Dataset items:
· · · ·
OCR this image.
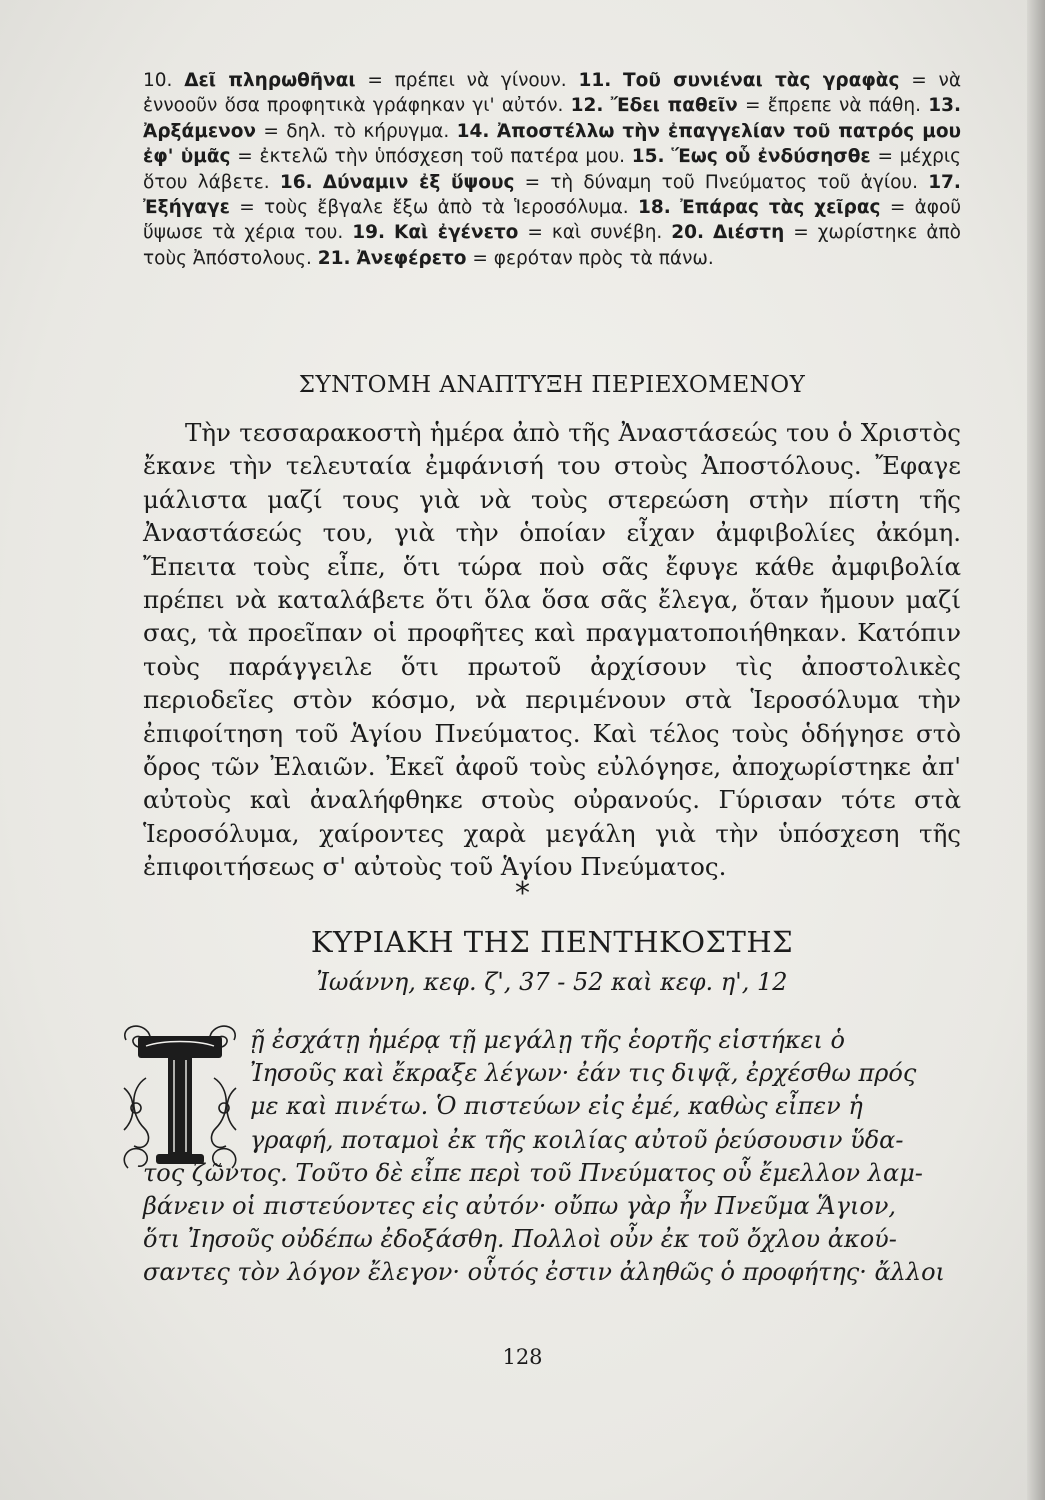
10. Δεῖ πληρωθῆναι = πρέπει νὰ γίνουν. 11. Τοῦ συνιέναι τὰς γραφὰς = νὰ ἐννοοῦν ὅσα προφητικὰ γράφηκαν γι' αὐτόν. 12. Ἔδει παθεῖν = ἔπρεπε νὰ πάθη. 13. Ἀρξάμενον = δηλ. τὸ κήρυγμα. 14. Ἀποστέλλω τὴν ἐπαγγελίαν τοῦ πατρός μου ἐφ' ὑμᾶς = ἐκτελῶ τὴν ὑπόσχεση τοῦ πατέρα μου. 15. Ἕως οὗ ἐνδύσησθε = μέχρις ὅτου λάβετε. 16. Δύναμιν ἐξ ὕψους = τὴ δύναμη τοῦ Πνεύματος τοῦ ἁγίου. 17. Ἐξήγαγε = τοὺς ἔβγαλε ἔξω ἀπὸ τὰ Ἱεροσόλυμα. 18. Ἐπάρας τὰς χεῖρας = ἀφοῦ ὕψωσε τὰ χέρια του. 19. Καὶ ἐγένετο = καὶ συνέβη. 20. Διέστη = χωρίστηκε ἀπὸ τοὺς Ἀπόστολους. 21. Ἀνεφέρετο = φερόταν πρὸς τὰ πάνω.
ΣΥΝΤΟΜΗ ΑΝΑΠΤΥΞΗ ΠΕΡΙΕΧΟΜΕΝΟΥ

Τὴν τεσσαρακοστὴ ἡμέρα ἀπὸ τῆς Ἀναστάσεώς του ὁ Χριστὸς ἔκανε τὴν τελευταία ἐμφάνισή του στοὺς Ἀποστόλους. Ἔφαγε μάλιστα μαζί τους γιὰ νὰ τοὺς στερεώση στὴν πίστη τῆς Ἀναστάσεώς του, γιὰ τὴν ὁποίαν εἶχαν ἀμφιβολίες ἀκόμη. Ἔπειτα τοὺς εἶπε, ὅτι τώρα ποὺ σᾶς ἔφυγε κάθε ἀμφιβολία πρέπει νὰ καταλάβετε ὅτι ὅλα ὅσα σᾶς ἔλεγα, ὅταν ἤμουν μαζί σας, τὰ προεῖπαν οἱ προφῆτες καὶ πραγματοποιήθηκαν. Κατόπιν τοὺς παράγγειλε ὅτι πρωτοῦ ἀρχίσουν τὶς ἀποστολικὲς περιοδεῖες στὸν κόσμο, νὰ περιμένουν στὰ Ἱεροσόλυμα τὴν ἐπιφοίτηση τοῦ Ἁγίου Πνεύματος. Καὶ τέλος τοὺς ὁδήγησε στὸ ὄρος τῶν Ἐλαιῶν. Ἐκεῖ ἀφοῦ τοὺς εὐλόγησε, ἀποχωρίστηκε ἀπ' αὐτοὺς καὶ ἀναλήφθηκε στοὺς οὐρανούς. Γύρισαν τότε στὰ Ἱεροσόλυμα, χαίροντες χαρὰ μεγάλη γιὰ τὴν ὑπόσχεση τῆς ἐπιφοιτήσεως σ' αὐτοὺς τοῦ Ἁγίου Πνεύματος.

*
ΚΥΡΙΑΚΗ ΤΗΣ ΠΕΝΤΗΚΟΣΤΗΣ
Ἰωάννη, κεφ. ζ', 37 - 52 καὶ κεφ. η', 12
ῇ ἐσχάτῃ ἡμέρᾳ τῇ μεγάλῃ τῆς ἑορτῆς εἱστήκει ὁ
Ἰησοῦς καὶ ἔκραξε λέγων· ἐάν τις διψᾷ, ἐρχέσθω πρός
με καὶ πινέτω. Ὁ πιστεύων εἰς ἐμέ, καθὼς εἶπεν ἡ
γραφή, ποταμοὶ ἐκ τῆς κοιλίας αὐτοῦ ῥεύσουσιν ὕδα-
τος ζῶντος. Τοῦτο δὲ εἶπε περὶ τοῦ Πνεύματος οὗ ἔμελλον λαμ-
βάνειν οἱ πιστεύοντες εἰς αὐτόν· οὔπω γὰρ ἦν Πνεῦμα Ἅγιον,
ὅτι Ἰησοῦς οὐδέπω ἐδοξάσθη. Πολλοὶ οὖν ἐκ τοῦ ὄχλου ἀκού-
σαντες τὸν λόγον ἔλεγον· οὗτός ἐστιν ἀληθῶς ὁ προφήτης· ἄλλοι
128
· · · ·
• CHALLENGE
Pick out each line in the material containing "αὐτόν".

• EXPECTED ANSWER
10. Δεῖ πληρωθῆναι = πρέπει νὰ γίνουν. 11. Τοῦ συνιέναι τὰς γραφὰς = νὰ ἐννοοῦν ὅσα προφητικὰ γράφηκαν γι' αὐτόν. 12. Ἔδει παθεῖν = ἔπρεπε νὰ πάθη. 13. Ἀρξάμενον = δηλ. τὸ κήρυγμα. 14. Ἀποστέλλω τὴν ἐπαγγελίαν τοῦ πατρός μου ἐφ' ὑμᾶς = ἐκτελῶ τὴν ὑπόσχεση τοῦ πατέρα μου. 15. Ἕως οὗ ἐνδύσησθε = μέχρις ὅτου λάβετε. 16. Δύναμιν ἐξ ὕψους = τὴ δύναμη τοῦ Πνεύματος τοῦ ἁγίου. 17. Ἐξήγαγε = τοὺς ἔβγαλε ἔξω ἀπὸ τὰ Ἱεροσόλυμα. 18. Ἐπάρας τὰς χεῖρας = ἀφοῦ ὕψωσε τὰ χέρια του. 19. Καὶ ἐγένετο = καὶ συνέβη. 20. Διέστη = χωρίστηκε ἀπὸ τοὺς Ἀπόστολους. 21. Ἀνεφέρετο = φερόταν πρὸς τὰ πάνω.
βάνειν οἱ πιστεύοντες εἰς αὐτόν· οὔπω γὰρ ἦν Πνεῦμα Ἅγιον,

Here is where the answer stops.